MATERIAL FOR THIS EXERCISE >>

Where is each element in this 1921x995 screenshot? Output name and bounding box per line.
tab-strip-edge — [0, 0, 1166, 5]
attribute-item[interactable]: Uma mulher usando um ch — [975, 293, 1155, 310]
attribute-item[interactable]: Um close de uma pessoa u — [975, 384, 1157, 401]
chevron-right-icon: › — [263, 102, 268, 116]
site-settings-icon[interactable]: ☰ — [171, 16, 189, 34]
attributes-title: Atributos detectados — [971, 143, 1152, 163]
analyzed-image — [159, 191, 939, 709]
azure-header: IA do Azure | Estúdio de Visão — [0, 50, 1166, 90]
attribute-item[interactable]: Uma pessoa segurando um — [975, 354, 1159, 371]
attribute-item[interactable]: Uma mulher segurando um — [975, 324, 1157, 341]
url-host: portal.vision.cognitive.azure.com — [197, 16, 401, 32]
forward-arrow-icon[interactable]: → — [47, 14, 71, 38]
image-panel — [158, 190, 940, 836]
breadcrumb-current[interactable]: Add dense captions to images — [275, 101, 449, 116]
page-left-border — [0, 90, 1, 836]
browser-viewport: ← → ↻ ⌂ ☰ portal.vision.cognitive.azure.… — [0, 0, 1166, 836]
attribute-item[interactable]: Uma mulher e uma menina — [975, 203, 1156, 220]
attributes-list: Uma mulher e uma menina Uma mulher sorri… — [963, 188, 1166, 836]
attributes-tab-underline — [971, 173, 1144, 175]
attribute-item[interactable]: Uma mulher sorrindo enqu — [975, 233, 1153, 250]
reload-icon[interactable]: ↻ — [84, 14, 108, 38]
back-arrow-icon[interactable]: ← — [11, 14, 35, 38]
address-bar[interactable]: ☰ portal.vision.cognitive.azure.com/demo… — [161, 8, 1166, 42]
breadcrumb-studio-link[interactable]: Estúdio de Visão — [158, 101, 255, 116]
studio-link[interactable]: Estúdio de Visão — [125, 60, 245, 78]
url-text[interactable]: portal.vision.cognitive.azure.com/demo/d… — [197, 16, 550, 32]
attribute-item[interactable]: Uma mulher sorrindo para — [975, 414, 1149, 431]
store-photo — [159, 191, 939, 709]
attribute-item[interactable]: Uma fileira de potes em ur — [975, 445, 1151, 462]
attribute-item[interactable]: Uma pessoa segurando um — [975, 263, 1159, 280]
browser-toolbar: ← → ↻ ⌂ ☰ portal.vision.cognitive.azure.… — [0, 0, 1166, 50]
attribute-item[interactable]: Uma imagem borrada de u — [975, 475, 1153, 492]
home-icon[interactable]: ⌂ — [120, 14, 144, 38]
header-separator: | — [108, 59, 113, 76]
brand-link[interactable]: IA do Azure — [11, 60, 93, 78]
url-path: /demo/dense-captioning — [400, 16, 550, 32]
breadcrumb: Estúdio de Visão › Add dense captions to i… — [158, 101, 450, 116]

SET PROBLEM >> Update the lines above by replacing every occurrence of "attribute-item" with "caption-item", and leave everything else unchanged.

TASK RESULT >>
Where is each element in this 1921x995 screenshot? Output name and bounding box per line.
tab-strip-edge — [0, 0, 1166, 5]
caption-item[interactable]: Uma mulher usando um ch — [975, 293, 1155, 310]
caption-item[interactable]: Um close de uma pessoa u — [975, 384, 1157, 401]
chevron-right-icon: › — [263, 102, 268, 116]
site-settings-icon[interactable]: ☰ — [171, 16, 189, 34]
attributes-title: Atributos detectados — [971, 143, 1152, 163]
analyzed-image — [159, 191, 939, 709]
azure-header: IA do Azure | Estúdio de Visão — [0, 50, 1166, 90]
caption-item[interactable]: Uma pessoa segurando um — [975, 354, 1159, 371]
caption-item[interactable]: Uma mulher segurando um — [975, 324, 1157, 341]
url-host: portal.vision.cognitive.azure.com — [197, 16, 401, 32]
forward-arrow-icon[interactable]: → — [47, 14, 71, 38]
image-panel — [158, 190, 940, 836]
breadcrumb-current[interactable]: Add dense captions to images — [275, 101, 449, 116]
page-left-border — [0, 90, 1, 836]
browser-viewport: ← → ↻ ⌂ ☰ portal.vision.cognitive.azure.… — [0, 0, 1166, 836]
caption-item[interactable]: Uma mulher e uma menina — [975, 203, 1156, 220]
attributes-list: Uma mulher e uma menina Uma mulher sorri… — [963, 188, 1166, 836]
attributes-tab-underline — [971, 173, 1144, 175]
caption-item[interactable]: Uma mulher sorrindo enqu — [975, 233, 1153, 250]
reload-icon[interactable]: ↻ — [84, 14, 108, 38]
back-arrow-icon[interactable]: ← — [11, 14, 35, 38]
address-bar[interactable]: ☰ portal.vision.cognitive.azure.com/demo… — [161, 8, 1166, 42]
breadcrumb-studio-link[interactable]: Estúdio de Visão — [158, 101, 255, 116]
studio-link[interactable]: Estúdio de Visão — [125, 60, 245, 78]
url-text[interactable]: portal.vision.cognitive.azure.com/demo/d… — [197, 16, 550, 32]
caption-item[interactable]: Uma mulher sorrindo para — [975, 414, 1149, 431]
store-photo — [159, 191, 939, 709]
caption-item[interactable]: Uma fileira de potes em ur — [975, 445, 1151, 462]
caption-item[interactable]: Uma pessoa segurando um — [975, 263, 1159, 280]
browser-toolbar: ← → ↻ ⌂ ☰ portal.vision.cognitive.azure.… — [0, 0, 1166, 50]
caption-item[interactable]: Uma imagem borrada de u — [975, 475, 1153, 492]
home-icon[interactable]: ⌂ — [120, 14, 144, 38]
header-separator: | — [108, 59, 113, 76]
brand-link[interactable]: IA do Azure — [11, 60, 93, 78]
url-path: /demo/dense-captioning — [400, 16, 550, 32]
breadcrumb: Estúdio de Visão › Add dense captions to i… — [158, 101, 450, 116]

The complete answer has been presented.